◆ Short task
What number of lines hold the word "Europe"? State that number and nothing besides.
───── The data ─────
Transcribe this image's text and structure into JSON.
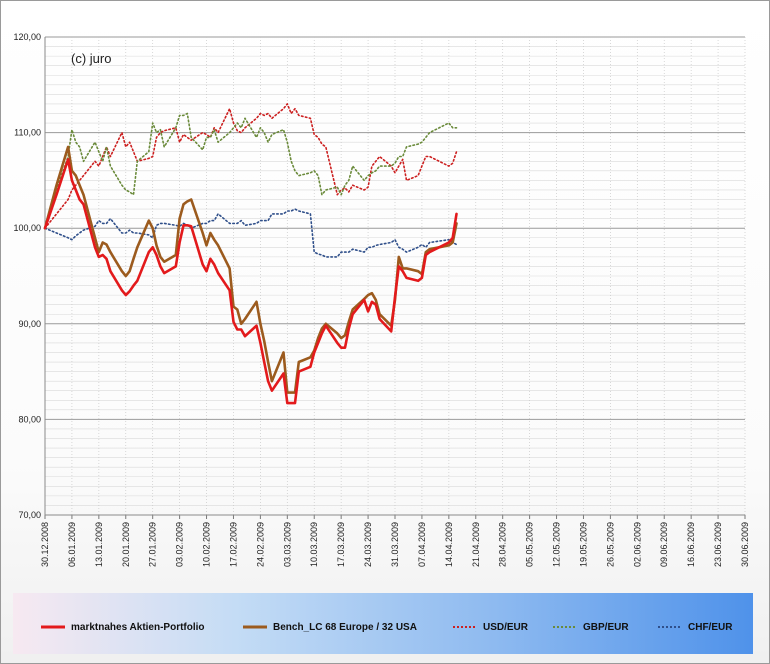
{
  "watermark": "(c) juro",
  "colors": {
    "portfolio": "#e31a1c",
    "bench": "#9c5b1e",
    "usd": "#cc2020",
    "gbp": "#6a8a3a",
    "chf": "#2f4f8a",
    "grid": "#9a9a9a",
    "minor_grid": "#d9d9d9"
  },
  "chart_data": {
    "type": "line",
    "ylim": [
      70,
      120
    ],
    "y_ticks": [
      "70,00",
      "80,00",
      "90,00",
      "100,00",
      "110,00",
      "120,00"
    ],
    "x_range": [
      "2008-12-30",
      "2009-06-30"
    ],
    "x_ticks": [
      "30.12.2008",
      "06.01.2009",
      "13.01.2009",
      "20.01.2009",
      "27.01.2009",
      "03.02.2009",
      "10.02.2009",
      "17.02.2009",
      "24.02.2009",
      "03.03.2009",
      "10.03.2009",
      "17.03.2009",
      "24.03.2009",
      "31.03.2009",
      "07.04.2009",
      "14.04.2009",
      "21.04.2009",
      "28.04.2009",
      "05.05.2009",
      "12.05.2009",
      "19.05.2009",
      "26.05.2009",
      "02.06.2009",
      "09.06.2009",
      "16.06.2009",
      "23.06.2009",
      "30.06.2009"
    ],
    "grid": true,
    "legend_position": "bottom",
    "series": [
      {
        "name": "marktnahes Aktien-Portfolio",
        "style": "solid",
        "x": [
          "2008-12-30",
          "2009-01-02",
          "2009-01-05",
          "2009-01-06",
          "2009-01-07",
          "2009-01-08",
          "2009-01-09",
          "2009-01-12",
          "2009-01-13",
          "2009-01-14",
          "2009-01-15",
          "2009-01-16",
          "2009-01-19",
          "2009-01-20",
          "2009-01-21",
          "2009-01-22",
          "2009-01-23",
          "2009-01-26",
          "2009-01-27",
          "2009-01-28",
          "2009-01-29",
          "2009-01-30",
          "2009-02-02",
          "2009-02-03",
          "2009-02-04",
          "2009-02-05",
          "2009-02-06",
          "2009-02-09",
          "2009-02-10",
          "2009-02-11",
          "2009-02-12",
          "2009-02-13",
          "2009-02-16",
          "2009-02-17",
          "2009-02-18",
          "2009-02-19",
          "2009-02-20",
          "2009-02-23",
          "2009-02-24",
          "2009-02-25",
          "2009-02-26",
          "2009-02-27",
          "2009-03-02",
          "2009-03-03",
          "2009-03-04",
          "2009-03-05",
          "2009-03-06",
          "2009-03-09",
          "2009-03-10",
          "2009-03-11",
          "2009-03-12",
          "2009-03-13",
          "2009-03-16",
          "2009-03-17",
          "2009-03-18",
          "2009-03-19",
          "2009-03-20",
          "2009-03-23",
          "2009-03-24",
          "2009-03-25",
          "2009-03-26",
          "2009-03-27",
          "2009-03-30",
          "2009-03-31",
          "2009-04-01",
          "2009-04-02",
          "2009-04-03",
          "2009-04-06",
          "2009-04-07",
          "2009-04-08",
          "2009-04-09",
          "2009-04-14",
          "2009-04-15",
          "2009-04-16"
        ],
        "y": [
          100.0,
          103.5,
          107.2,
          105.0,
          104.0,
          103.0,
          102.5,
          98.0,
          97.0,
          97.2,
          96.8,
          95.5,
          93.5,
          93.0,
          93.4,
          94.0,
          94.5,
          97.5,
          98.0,
          97.2,
          96.0,
          95.3,
          96.0,
          98.5,
          100.3,
          100.3,
          100.2,
          96.2,
          95.5,
          96.8,
          96.2,
          95.3,
          93.5,
          90.2,
          89.4,
          89.4,
          88.7,
          89.8,
          88.0,
          86.0,
          84.0,
          83.0,
          84.8,
          81.7,
          81.7,
          81.7,
          85.0,
          85.5,
          87.0,
          88.0,
          89.0,
          89.8,
          88.0,
          87.5,
          87.5,
          89.5,
          91.0,
          92.5,
          91.3,
          92.3,
          92.0,
          90.5,
          89.2,
          92.8,
          96.0,
          95.5,
          94.8,
          94.5,
          94.8,
          97.2,
          97.5,
          98.5,
          99.0,
          101.5
        ]
      },
      {
        "name": "Bench_LC  68 Europe / 32 USA",
        "style": "solid",
        "x": [
          "2008-12-30",
          "2009-01-02",
          "2009-01-05",
          "2009-01-06",
          "2009-01-07",
          "2009-01-08",
          "2009-01-09",
          "2009-01-12",
          "2009-01-13",
          "2009-01-14",
          "2009-01-15",
          "2009-01-16",
          "2009-01-19",
          "2009-01-20",
          "2009-01-21",
          "2009-01-22",
          "2009-01-23",
          "2009-01-26",
          "2009-01-27",
          "2009-01-28",
          "2009-01-29",
          "2009-01-30",
          "2009-02-02",
          "2009-02-03",
          "2009-02-04",
          "2009-02-05",
          "2009-02-06",
          "2009-02-09",
          "2009-02-10",
          "2009-02-11",
          "2009-02-12",
          "2009-02-13",
          "2009-02-16",
          "2009-02-17",
          "2009-02-18",
          "2009-02-19",
          "2009-02-20",
          "2009-02-23",
          "2009-02-24",
          "2009-02-25",
          "2009-02-26",
          "2009-02-27",
          "2009-03-02",
          "2009-03-03",
          "2009-03-04",
          "2009-03-05",
          "2009-03-06",
          "2009-03-09",
          "2009-03-10",
          "2009-03-11",
          "2009-03-12",
          "2009-03-13",
          "2009-03-16",
          "2009-03-17",
          "2009-03-18",
          "2009-03-19",
          "2009-03-20",
          "2009-03-23",
          "2009-03-24",
          "2009-03-25",
          "2009-03-26",
          "2009-03-27",
          "2009-03-30",
          "2009-03-31",
          "2009-04-01",
          "2009-04-02",
          "2009-04-03",
          "2009-04-06",
          "2009-04-07",
          "2009-04-08",
          "2009-04-09",
          "2009-04-14",
          "2009-04-15",
          "2009-04-16"
        ],
        "y": [
          100.0,
          104.5,
          108.5,
          106.0,
          105.5,
          104.5,
          103.5,
          99.0,
          97.5,
          98.5,
          98.3,
          97.5,
          95.5,
          95.0,
          95.5,
          96.8,
          98.0,
          100.8,
          100.0,
          98.2,
          97.0,
          96.5,
          97.2,
          101.0,
          102.5,
          102.8,
          103.0,
          99.5,
          98.2,
          99.5,
          98.8,
          98.2,
          95.8,
          91.8,
          91.5,
          90.0,
          90.5,
          92.3,
          90.0,
          88.2,
          86.0,
          84.0,
          87.0,
          82.8,
          82.8,
          82.8,
          86.0,
          86.5,
          87.2,
          88.5,
          89.5,
          90.0,
          89.0,
          88.5,
          88.8,
          90.2,
          91.5,
          92.6,
          93.0,
          93.2,
          92.5,
          91.0,
          89.8,
          92.5,
          97.0,
          95.8,
          95.8,
          95.5,
          95.2,
          97.5,
          97.8,
          98.2,
          98.5,
          100.5
        ]
      },
      {
        "name": "USD/EUR",
        "style": "dotted",
        "x": [
          "2008-12-30",
          "2009-01-02",
          "2009-01-05",
          "2009-01-06",
          "2009-01-07",
          "2009-01-08",
          "2009-01-09",
          "2009-01-12",
          "2009-01-13",
          "2009-01-14",
          "2009-01-15",
          "2009-01-16",
          "2009-01-19",
          "2009-01-20",
          "2009-01-21",
          "2009-01-22",
          "2009-01-23",
          "2009-01-26",
          "2009-01-27",
          "2009-01-28",
          "2009-01-29",
          "2009-01-30",
          "2009-02-02",
          "2009-02-03",
          "2009-02-04",
          "2009-02-05",
          "2009-02-06",
          "2009-02-09",
          "2009-02-10",
          "2009-02-11",
          "2009-02-12",
          "2009-02-13",
          "2009-02-16",
          "2009-02-17",
          "2009-02-18",
          "2009-02-19",
          "2009-02-20",
          "2009-02-23",
          "2009-02-24",
          "2009-02-25",
          "2009-02-26",
          "2009-02-27",
          "2009-03-02",
          "2009-03-03",
          "2009-03-04",
          "2009-03-05",
          "2009-03-06",
          "2009-03-09",
          "2009-03-10",
          "2009-03-11",
          "2009-03-12",
          "2009-03-13",
          "2009-03-16",
          "2009-03-17",
          "2009-03-18",
          "2009-03-19",
          "2009-03-20",
          "2009-03-23",
          "2009-03-24",
          "2009-03-25",
          "2009-03-26",
          "2009-03-27",
          "2009-03-30",
          "2009-03-31",
          "2009-04-01",
          "2009-04-02",
          "2009-04-03",
          "2009-04-06",
          "2009-04-07",
          "2009-04-08",
          "2009-04-09",
          "2009-04-14",
          "2009-04-15",
          "2009-04-16"
        ],
        "y": [
          100.0,
          101.5,
          103.0,
          104.0,
          104.5,
          105.0,
          105.5,
          107.0,
          106.5,
          107.5,
          108.5,
          107.5,
          110.0,
          108.5,
          109.0,
          108.0,
          107.0,
          107.3,
          107.5,
          109.5,
          110.0,
          110.2,
          110.5,
          109.0,
          109.8,
          109.5,
          109.2,
          110.0,
          109.8,
          109.5,
          110.5,
          110.0,
          112.5,
          111.0,
          110.2,
          110.0,
          110.5,
          111.5,
          112.0,
          111.8,
          112.0,
          111.5,
          112.5,
          113.0,
          112.0,
          112.5,
          111.8,
          111.5,
          109.8,
          109.5,
          108.8,
          108.5,
          103.5,
          104.0,
          104.2,
          103.8,
          104.5,
          104.0,
          104.3,
          106.5,
          107.0,
          107.5,
          106.5,
          105.8,
          106.5,
          107.2,
          105.0,
          105.5,
          106.5,
          107.5,
          107.5,
          106.5,
          106.8,
          108.0
        ]
      },
      {
        "name": "GBP/EUR",
        "style": "dotted",
        "x": [
          "2008-12-30",
          "2009-01-02",
          "2009-01-05",
          "2009-01-06",
          "2009-01-07",
          "2009-01-08",
          "2009-01-09",
          "2009-01-12",
          "2009-01-13",
          "2009-01-14",
          "2009-01-15",
          "2009-01-16",
          "2009-01-19",
          "2009-01-20",
          "2009-01-21",
          "2009-01-22",
          "2009-01-23",
          "2009-01-26",
          "2009-01-27",
          "2009-01-28",
          "2009-01-29",
          "2009-01-30",
          "2009-02-02",
          "2009-02-03",
          "2009-02-04",
          "2009-02-05",
          "2009-02-06",
          "2009-02-09",
          "2009-02-10",
          "2009-02-11",
          "2009-02-12",
          "2009-02-13",
          "2009-02-16",
          "2009-02-17",
          "2009-02-18",
          "2009-02-19",
          "2009-02-20",
          "2009-02-23",
          "2009-02-24",
          "2009-02-25",
          "2009-02-26",
          "2009-02-27",
          "2009-03-02",
          "2009-03-03",
          "2009-03-04",
          "2009-03-05",
          "2009-03-06",
          "2009-03-09",
          "2009-03-10",
          "2009-03-11",
          "2009-03-12",
          "2009-03-13",
          "2009-03-16",
          "2009-03-17",
          "2009-03-18",
          "2009-03-19",
          "2009-03-20",
          "2009-03-23",
          "2009-03-24",
          "2009-03-25",
          "2009-03-26",
          "2009-03-27",
          "2009-03-30",
          "2009-03-31",
          "2009-04-01",
          "2009-04-02",
          "2009-04-03",
          "2009-04-06",
          "2009-04-07",
          "2009-04-08",
          "2009-04-09",
          "2009-04-14",
          "2009-04-15",
          "2009-04-16"
        ],
        "y": [
          100.0,
          104.0,
          107.5,
          110.3,
          109.0,
          108.5,
          107.0,
          109.0,
          108.0,
          107.0,
          108.5,
          106.5,
          104.5,
          104.0,
          103.8,
          103.5,
          107.0,
          108.0,
          111.0,
          110.0,
          110.3,
          108.5,
          110.5,
          111.8,
          111.8,
          112.0,
          109.5,
          108.2,
          109.5,
          109.5,
          110.3,
          109.0,
          110.0,
          110.5,
          111.0,
          110.5,
          111.5,
          109.5,
          110.5,
          110.0,
          109.0,
          109.8,
          110.3,
          109.0,
          107.0,
          106.0,
          105.5,
          105.8,
          106.0,
          105.5,
          103.5,
          104.0,
          104.3,
          103.5,
          104.5,
          105.0,
          106.5,
          105.0,
          105.5,
          105.8,
          106.0,
          106.5,
          106.5,
          106.8,
          107.5,
          107.5,
          108.5,
          108.8,
          109.0,
          109.5,
          110.0,
          111.0,
          110.5,
          110.5
        ]
      },
      {
        "name": "CHF/EUR",
        "style": "dotted",
        "x": [
          "2008-12-30",
          "2009-01-02",
          "2009-01-05",
          "2009-01-06",
          "2009-01-07",
          "2009-01-08",
          "2009-01-09",
          "2009-01-12",
          "2009-01-13",
          "2009-01-14",
          "2009-01-15",
          "2009-01-16",
          "2009-01-19",
          "2009-01-20",
          "2009-01-21",
          "2009-01-22",
          "2009-01-23",
          "2009-01-26",
          "2009-01-27",
          "2009-01-28",
          "2009-01-29",
          "2009-01-30",
          "2009-02-02",
          "2009-02-03",
          "2009-02-04",
          "2009-02-05",
          "2009-02-06",
          "2009-02-09",
          "2009-02-10",
          "2009-02-11",
          "2009-02-12",
          "2009-02-13",
          "2009-02-16",
          "2009-02-17",
          "2009-02-18",
          "2009-02-19",
          "2009-02-20",
          "2009-02-23",
          "2009-02-24",
          "2009-02-25",
          "2009-02-26",
          "2009-02-27",
          "2009-03-02",
          "2009-03-03",
          "2009-03-04",
          "2009-03-05",
          "2009-03-06",
          "2009-03-09",
          "2009-03-10",
          "2009-03-11",
          "2009-03-12",
          "2009-03-13",
          "2009-03-16",
          "2009-03-17",
          "2009-03-18",
          "2009-03-19",
          "2009-03-20",
          "2009-03-23",
          "2009-03-24",
          "2009-03-25",
          "2009-03-26",
          "2009-03-27",
          "2009-03-30",
          "2009-03-31",
          "2009-04-01",
          "2009-04-02",
          "2009-04-03",
          "2009-04-06",
          "2009-04-07",
          "2009-04-08",
          "2009-04-09",
          "2009-04-14",
          "2009-04-15",
          "2009-04-16"
        ],
        "y": [
          100.0,
          99.5,
          99.0,
          98.8,
          99.2,
          99.5,
          99.8,
          100.2,
          100.8,
          100.5,
          100.5,
          101.0,
          99.5,
          99.5,
          99.8,
          99.5,
          99.5,
          99.3,
          99.0,
          100.3,
          100.5,
          100.5,
          100.3,
          100.2,
          100.5,
          100.3,
          100.0,
          100.5,
          100.5,
          100.8,
          100.8,
          101.5,
          100.5,
          100.5,
          100.5,
          100.8,
          100.3,
          100.5,
          100.8,
          100.8,
          100.8,
          101.5,
          101.5,
          101.8,
          101.8,
          102.0,
          101.8,
          101.5,
          97.5,
          97.3,
          97.2,
          97.0,
          97.0,
          97.5,
          97.5,
          97.5,
          97.8,
          97.5,
          98.0,
          98.0,
          98.2,
          98.3,
          98.5,
          98.8,
          98.0,
          97.8,
          97.5,
          98.0,
          98.3,
          98.0,
          98.5,
          98.8,
          98.5,
          98.3
        ]
      }
    ]
  },
  "legend": {
    "portfolio": "marktnahes Aktien-Portfolio",
    "bench": "Bench_LC  68 Europe / 32 USA",
    "usd": "USD/EUR",
    "gbp": "GBP/EUR",
    "chf": "CHF/EUR"
  }
}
─────
◆ Response for this exercise
2